• [YOUR TASK]: Return only the number of lines that hold "JSON".

(Stored dataset items)
....

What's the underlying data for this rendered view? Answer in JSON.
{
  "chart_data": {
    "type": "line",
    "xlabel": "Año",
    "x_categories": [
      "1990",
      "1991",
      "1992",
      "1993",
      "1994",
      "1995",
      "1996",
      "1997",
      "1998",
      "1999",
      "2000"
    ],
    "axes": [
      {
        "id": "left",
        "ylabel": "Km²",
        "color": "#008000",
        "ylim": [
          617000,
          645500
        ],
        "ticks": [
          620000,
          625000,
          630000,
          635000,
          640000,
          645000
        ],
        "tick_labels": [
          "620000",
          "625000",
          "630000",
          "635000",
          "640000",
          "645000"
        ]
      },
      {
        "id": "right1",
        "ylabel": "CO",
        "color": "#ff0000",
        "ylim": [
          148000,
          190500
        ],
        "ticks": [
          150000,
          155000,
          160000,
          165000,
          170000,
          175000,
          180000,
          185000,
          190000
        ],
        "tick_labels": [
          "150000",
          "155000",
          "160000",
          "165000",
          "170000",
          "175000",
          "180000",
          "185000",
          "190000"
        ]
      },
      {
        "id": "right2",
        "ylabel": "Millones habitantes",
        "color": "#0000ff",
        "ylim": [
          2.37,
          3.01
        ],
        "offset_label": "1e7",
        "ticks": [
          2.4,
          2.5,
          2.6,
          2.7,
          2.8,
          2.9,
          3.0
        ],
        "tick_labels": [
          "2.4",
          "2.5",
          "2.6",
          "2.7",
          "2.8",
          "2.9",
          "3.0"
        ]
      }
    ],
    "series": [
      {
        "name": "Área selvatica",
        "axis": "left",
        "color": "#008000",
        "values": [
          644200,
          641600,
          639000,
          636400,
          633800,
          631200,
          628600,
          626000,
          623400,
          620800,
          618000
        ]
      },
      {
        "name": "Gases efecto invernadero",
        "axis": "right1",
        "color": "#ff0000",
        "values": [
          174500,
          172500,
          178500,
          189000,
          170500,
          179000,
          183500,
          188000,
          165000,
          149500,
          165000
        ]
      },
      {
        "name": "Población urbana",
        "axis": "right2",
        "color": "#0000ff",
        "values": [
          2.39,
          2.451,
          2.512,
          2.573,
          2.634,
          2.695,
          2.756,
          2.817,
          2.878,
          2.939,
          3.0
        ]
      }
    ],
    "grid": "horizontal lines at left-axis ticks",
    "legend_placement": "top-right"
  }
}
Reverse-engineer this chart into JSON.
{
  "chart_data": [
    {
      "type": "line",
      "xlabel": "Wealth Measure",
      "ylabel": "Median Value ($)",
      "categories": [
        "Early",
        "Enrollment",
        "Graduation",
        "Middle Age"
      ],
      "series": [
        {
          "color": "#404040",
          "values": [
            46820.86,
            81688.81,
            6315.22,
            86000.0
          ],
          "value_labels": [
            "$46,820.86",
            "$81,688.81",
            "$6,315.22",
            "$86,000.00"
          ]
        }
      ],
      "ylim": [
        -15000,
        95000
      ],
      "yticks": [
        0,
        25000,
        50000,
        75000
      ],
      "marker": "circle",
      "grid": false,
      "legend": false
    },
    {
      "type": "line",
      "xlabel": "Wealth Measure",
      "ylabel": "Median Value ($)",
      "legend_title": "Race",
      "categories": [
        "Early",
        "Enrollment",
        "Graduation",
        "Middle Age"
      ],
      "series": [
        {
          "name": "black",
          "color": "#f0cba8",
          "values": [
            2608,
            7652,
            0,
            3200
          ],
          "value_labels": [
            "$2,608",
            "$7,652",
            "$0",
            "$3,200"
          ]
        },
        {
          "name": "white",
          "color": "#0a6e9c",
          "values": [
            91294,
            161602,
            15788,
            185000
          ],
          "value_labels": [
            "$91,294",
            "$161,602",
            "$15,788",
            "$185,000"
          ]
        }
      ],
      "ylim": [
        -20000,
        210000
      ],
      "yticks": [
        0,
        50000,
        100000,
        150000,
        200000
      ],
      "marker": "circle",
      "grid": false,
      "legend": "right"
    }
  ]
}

....

• [RESULT OF THIS EXERCISE]: 2